#### [Problem requirements]
Identify all lines in the listing that include the word "this", and copy them out.

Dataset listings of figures
---*---

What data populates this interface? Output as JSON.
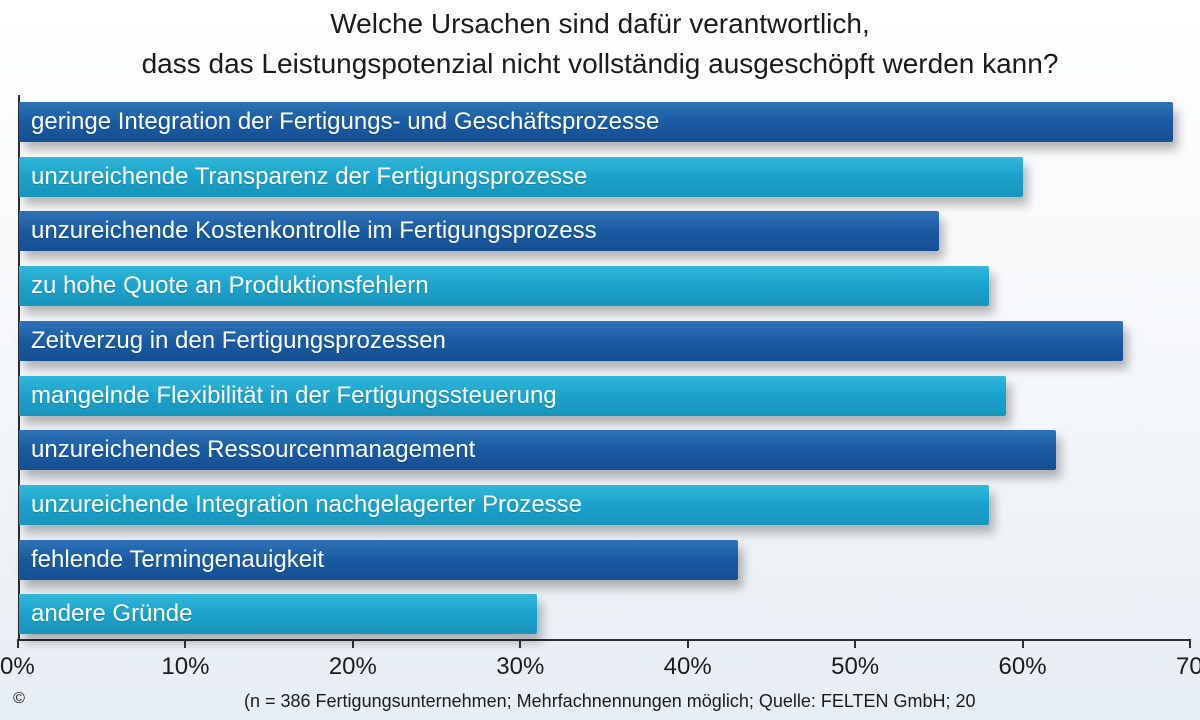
{
  "title": {
    "line1": "Welche Ursachen sind dafür verantwortlich,",
    "line2": "dass das Leistungspotenzial nicht vollständig ausgeschöpft werden kann?"
  },
  "colors": {
    "dark_bar": "#1a5aa3",
    "light_bar": "#1ba1ca",
    "axis": "#2d2d2d",
    "label": "#ffffff"
  },
  "chart_data": {
    "type": "bar",
    "orientation": "horizontal",
    "categories": [
      "geringe Integration der Fertigungs- und Geschäftsprozesse",
      "unzureichende Transparenz der Fertigungsprozesse",
      "unzureichende Kostenkontrolle im Fertigungsprozess",
      "zu hohe Quote an Produktionsfehlern",
      "Zeitverzug in den Fertigungsprozessen",
      "mangelnde Flexibilität in der Fertigungssteuerung",
      "unzureichendes Ressourcenmanagement",
      "unzureichende Integration nachgelagerter Prozesse",
      "fehlende Termingenauigkeit",
      "andere Gründe"
    ],
    "values": [
      69,
      60,
      55,
      58,
      66,
      59,
      62,
      58,
      43,
      31
    ],
    "xlim": [
      0,
      70
    ],
    "ticks": [
      {
        "value": 0,
        "label": "0%"
      },
      {
        "value": 10,
        "label": "10%"
      },
      {
        "value": 20,
        "label": "20%"
      },
      {
        "value": 30,
        "label": "30%"
      },
      {
        "value": 40,
        "label": "40%"
      },
      {
        "value": 50,
        "label": "50%"
      },
      {
        "value": 60,
        "label": "60%"
      },
      {
        "value": 70,
        "label": "70"
      }
    ],
    "bar_colors": [
      "#1a5aa3",
      "#1ba1ca"
    ],
    "grid": false,
    "legend": "none"
  },
  "source": "(n = 386 Fertigungsunternehmen; Mehrfachnennungen möglich; Quelle: FELTEN GmbH; 20",
  "copyright_symbol": "©"
}
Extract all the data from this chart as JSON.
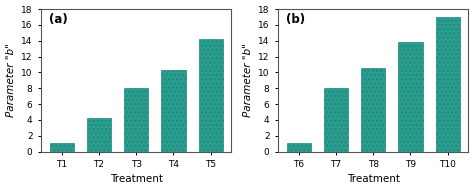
{
  "chart_a": {
    "label": "(a)",
    "categories": [
      "T1",
      "T2",
      "T3",
      "T4",
      "T5"
    ],
    "values": [
      1.1,
      4.3,
      8.0,
      10.3,
      14.2
    ],
    "xlabel": "Treatment",
    "ylabel": "Parameter \"b\"",
    "ylim": [
      0,
      18
    ],
    "yticks": [
      0,
      2,
      4,
      6,
      8,
      10,
      12,
      14,
      16,
      18
    ]
  },
  "chart_b": {
    "label": "(b)",
    "categories": [
      "T6",
      "T7",
      "T8",
      "T9",
      "T10"
    ],
    "values": [
      1.1,
      8.0,
      10.5,
      13.9,
      17.0
    ],
    "xlabel": "Treatment",
    "ylabel": "Parameter \"b\"",
    "ylim": [
      0,
      18
    ],
    "yticks": [
      0,
      2,
      4,
      6,
      8,
      10,
      12,
      14,
      16,
      18
    ]
  },
  "bar_color": "#2a9d8f",
  "hatch": "....",
  "bar_edgecolor": "#1e8a7a",
  "background_color": "#ffffff",
  "label_fontsize": 7.5,
  "tick_fontsize": 6.5,
  "annot_fontsize": 8.5,
  "bar_width": 0.65
}
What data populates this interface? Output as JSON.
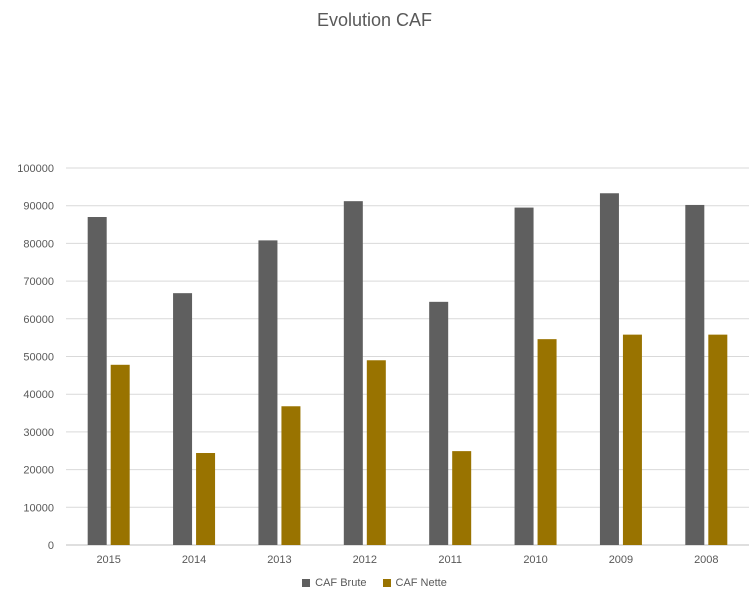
{
  "chart_data": {
    "type": "bar",
    "title": "Evolution CAF",
    "categories": [
      "2015",
      "2014",
      "2013",
      "2012",
      "2011",
      "2010",
      "2009",
      "2008"
    ],
    "series": [
      {
        "name": "CAF Brute",
        "color": "#5f5f5f",
        "values": [
          87000,
          66800,
          80800,
          91200,
          64500,
          89500,
          93300,
          90200
        ]
      },
      {
        "name": "CAF Nette",
        "color": "#997300",
        "values": [
          47800,
          24400,
          36800,
          49000,
          24900,
          54600,
          55800,
          55800
        ]
      }
    ],
    "ylim": [
      0,
      100000
    ],
    "yticks": [
      0,
      10000,
      20000,
      30000,
      40000,
      50000,
      60000,
      70000,
      80000,
      90000,
      100000
    ],
    "grid": true,
    "legend": "bottom"
  }
}
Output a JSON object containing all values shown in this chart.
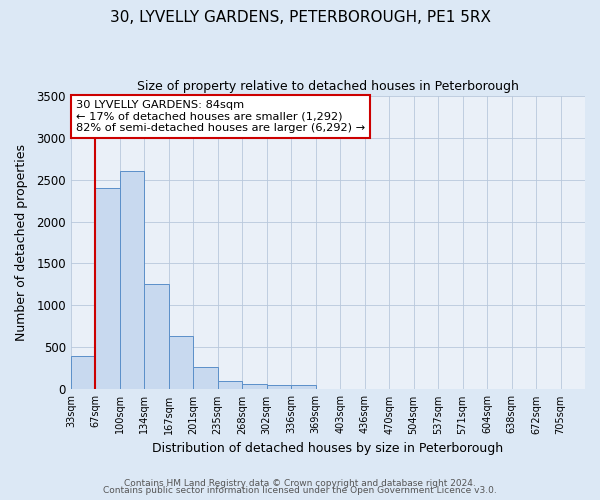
{
  "title": "30, LYVELLY GARDENS, PETERBOROUGH, PE1 5RX",
  "subtitle": "Size of property relative to detached houses in Peterborough",
  "xlabel": "Distribution of detached houses by size in Peterborough",
  "ylabel": "Number of detached properties",
  "bar_values": [
    400,
    2400,
    2600,
    1250,
    640,
    270,
    100,
    60,
    55,
    50,
    0,
    0,
    0,
    0,
    0,
    0,
    0,
    0,
    0,
    0,
    0
  ],
  "bar_labels": [
    "33sqm",
    "67sqm",
    "100sqm",
    "134sqm",
    "167sqm",
    "201sqm",
    "235sqm",
    "268sqm",
    "302sqm",
    "336sqm",
    "369sqm",
    "403sqm",
    "436sqm",
    "470sqm",
    "504sqm",
    "537sqm",
    "571sqm",
    "604sqm",
    "638sqm",
    "672sqm",
    "705sqm"
  ],
  "ylim": [
    0,
    3500
  ],
  "yticks": [
    0,
    500,
    1000,
    1500,
    2000,
    2500,
    3000,
    3500
  ],
  "bar_color": "#c8d9ef",
  "bar_edge_color": "#5b8fc9",
  "vline_x_index": 1,
  "vline_color": "#cc0000",
  "annotation_title": "30 LYVELLY GARDENS: 84sqm",
  "annotation_line1": "← 17% of detached houses are smaller (1,292)",
  "annotation_line2": "82% of semi-detached houses are larger (6,292) →",
  "annotation_box_edge": "#cc0000",
  "footer_line1": "Contains HM Land Registry data © Crown copyright and database right 2024.",
  "footer_line2": "Contains public sector information licensed under the Open Government Licence v3.0.",
  "bg_color": "#dce8f5",
  "plot_bg_color": "#eaf0f8",
  "fig_bg_color": "#dce8f5"
}
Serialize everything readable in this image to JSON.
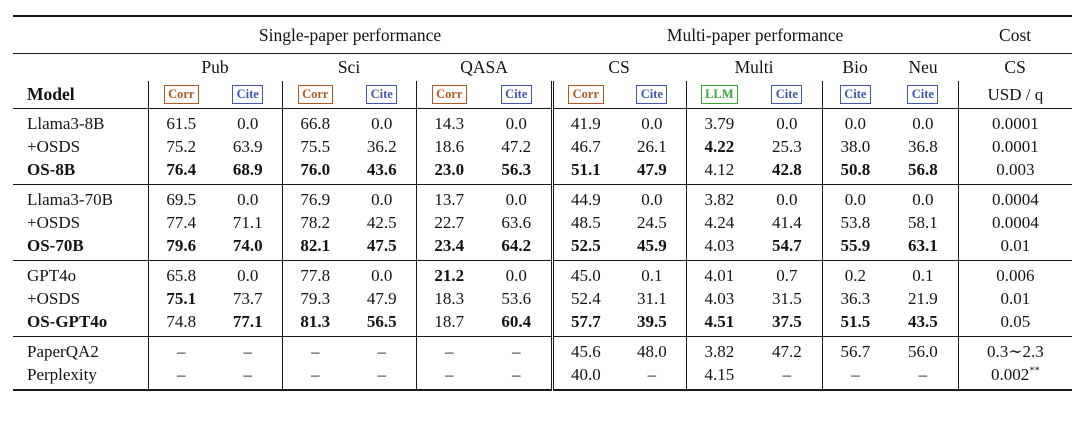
{
  "table": {
    "top_headers": [
      {
        "label": "Single-paper performance"
      },
      {
        "label": "Multi-paper performance"
      },
      {
        "label": "Cost"
      }
    ],
    "model_header": "Model",
    "column_groups": [
      {
        "label": "Pub",
        "badges": [
          {
            "label": "Corr",
            "type": "corr"
          },
          {
            "label": "Cite",
            "type": "cite"
          }
        ]
      },
      {
        "label": "Sci",
        "badges": [
          {
            "label": "Corr",
            "type": "corr"
          },
          {
            "label": "Cite",
            "type": "cite"
          }
        ]
      },
      {
        "label": "QASA",
        "badges": [
          {
            "label": "Corr",
            "type": "corr"
          },
          {
            "label": "Cite",
            "type": "cite"
          }
        ]
      },
      {
        "label": "CS",
        "badges": [
          {
            "label": "Corr",
            "type": "corr"
          },
          {
            "label": "Cite",
            "type": "cite"
          }
        ]
      },
      {
        "label": "Multi",
        "badges": [
          {
            "label": "LLM",
            "type": "llm"
          },
          {
            "label": "Cite",
            "type": "cite"
          }
        ]
      },
      {
        "label": "Bio",
        "badges": [
          {
            "label": "Cite",
            "type": "cite"
          }
        ]
      },
      {
        "label": "Neu",
        "badges": [
          {
            "label": "Cite",
            "type": "cite"
          }
        ]
      }
    ],
    "cost_header": {
      "line1": "CS",
      "line2": "USD / q"
    },
    "badge_colors": {
      "corr": "#ae5a21",
      "cite": "#4156b0",
      "llm": "#3aa43a"
    },
    "row_groups": [
      {
        "rows": [
          {
            "model": "Llama3-8B",
            "model_bold": false,
            "values": [
              "61.5",
              "0.0",
              "66.8",
              "0.0",
              "14.3",
              "0.0",
              "41.9",
              "0.0",
              "3.79",
              "0.0",
              "0.0",
              "0.0"
            ],
            "bold": [
              false,
              false,
              false,
              false,
              false,
              false,
              false,
              false,
              false,
              false,
              false,
              false
            ],
            "cost": "0.0001",
            "cost_sup": ""
          },
          {
            "model": "+OSDS",
            "model_bold": false,
            "values": [
              "75.2",
              "63.9",
              "75.5",
              "36.2",
              "18.6",
              "47.2",
              "46.7",
              "26.1",
              "4.22",
              "25.3",
              "38.0",
              "36.8"
            ],
            "bold": [
              false,
              false,
              false,
              false,
              false,
              false,
              false,
              false,
              true,
              false,
              false,
              false
            ],
            "cost": "0.0001",
            "cost_sup": ""
          },
          {
            "model": "OS-8B",
            "model_bold": true,
            "values": [
              "76.4",
              "68.9",
              "76.0",
              "43.6",
              "23.0",
              "56.3",
              "51.1",
              "47.9",
              "4.12",
              "42.8",
              "50.8",
              "56.8"
            ],
            "bold": [
              true,
              true,
              true,
              true,
              true,
              true,
              true,
              true,
              false,
              true,
              true,
              true
            ],
            "cost": "0.003",
            "cost_sup": ""
          }
        ]
      },
      {
        "rows": [
          {
            "model": "Llama3-70B",
            "model_bold": false,
            "values": [
              "69.5",
              "0.0",
              "76.9",
              "0.0",
              "13.7",
              "0.0",
              "44.9",
              "0.0",
              "3.82",
              "0.0",
              "0.0",
              "0.0"
            ],
            "bold": [
              false,
              false,
              false,
              false,
              false,
              false,
              false,
              false,
              false,
              false,
              false,
              false
            ],
            "cost": "0.0004",
            "cost_sup": ""
          },
          {
            "model": "+OSDS",
            "model_bold": false,
            "values": [
              "77.4",
              "71.1",
              "78.2",
              "42.5",
              "22.7",
              "63.6",
              "48.5",
              "24.5",
              "4.24",
              "41.4",
              "53.8",
              "58.1"
            ],
            "bold": [
              false,
              false,
              false,
              false,
              false,
              false,
              false,
              false,
              false,
              false,
              false,
              false
            ],
            "cost": "0.0004",
            "cost_sup": ""
          },
          {
            "model": "OS-70B",
            "model_bold": true,
            "values": [
              "79.6",
              "74.0",
              "82.1",
              "47.5",
              "23.4",
              "64.2",
              "52.5",
              "45.9",
              "4.03",
              "54.7",
              "55.9",
              "63.1"
            ],
            "bold": [
              true,
              true,
              true,
              true,
              true,
              true,
              true,
              true,
              false,
              true,
              true,
              true
            ],
            "cost": "0.01",
            "cost_sup": ""
          }
        ]
      },
      {
        "rows": [
          {
            "model": "GPT4o",
            "model_bold": false,
            "values": [
              "65.8",
              "0.0",
              "77.8",
              "0.0",
              "21.2",
              "0.0",
              "45.0",
              "0.1",
              "4.01",
              "0.7",
              "0.2",
              "0.1"
            ],
            "bold": [
              false,
              false,
              false,
              false,
              true,
              false,
              false,
              false,
              false,
              false,
              false,
              false
            ],
            "cost": "0.006",
            "cost_sup": ""
          },
          {
            "model": "+OSDS",
            "model_bold": false,
            "values": [
              "75.1",
              "73.7",
              "79.3",
              "47.9",
              "18.3",
              "53.6",
              "52.4",
              "31.1",
              "4.03",
              "31.5",
              "36.3",
              "21.9"
            ],
            "bold": [
              true,
              false,
              false,
              false,
              false,
              false,
              false,
              false,
              false,
              false,
              false,
              false
            ],
            "cost": "0.01",
            "cost_sup": ""
          },
          {
            "model": "OS-GPT4o",
            "model_bold": true,
            "values": [
              "74.8",
              "77.1",
              "81.3",
              "56.5",
              "18.7",
              "60.4",
              "57.7",
              "39.5",
              "4.51",
              "37.5",
              "51.5",
              "43.5"
            ],
            "bold": [
              false,
              true,
              true,
              true,
              false,
              true,
              true,
              true,
              true,
              true,
              true,
              true
            ],
            "cost": "0.05",
            "cost_sup": ""
          }
        ]
      },
      {
        "rows": [
          {
            "model": "PaperQA2",
            "model_bold": false,
            "values": [
              "–",
              "–",
              "–",
              "–",
              "–",
              "–",
              "45.6",
              "48.0",
              "3.82",
              "47.2",
              "56.7",
              "56.0"
            ],
            "bold": [
              false,
              false,
              false,
              false,
              false,
              false,
              false,
              false,
              false,
              false,
              false,
              false
            ],
            "cost": "0.3∼2.3",
            "cost_sup": ""
          },
          {
            "model": "Perplexity",
            "model_bold": false,
            "values": [
              "–",
              "–",
              "–",
              "–",
              "–",
              "–",
              "40.0",
              "–",
              "4.15",
              "–",
              "–",
              "–"
            ],
            "bold": [
              false,
              false,
              false,
              false,
              false,
              false,
              false,
              false,
              false,
              false,
              false,
              false
            ],
            "cost": "0.002",
            "cost_sup": "**"
          }
        ]
      }
    ]
  }
}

---*---

#### [In response]
What data populates this interface? Output as JSON.
Extract all the data from this chart as JSON.
What data populates this interface? Output as JSON.
Output a JSON object containing all values shown in this chart.
Serialize everything readable in this image to JSON.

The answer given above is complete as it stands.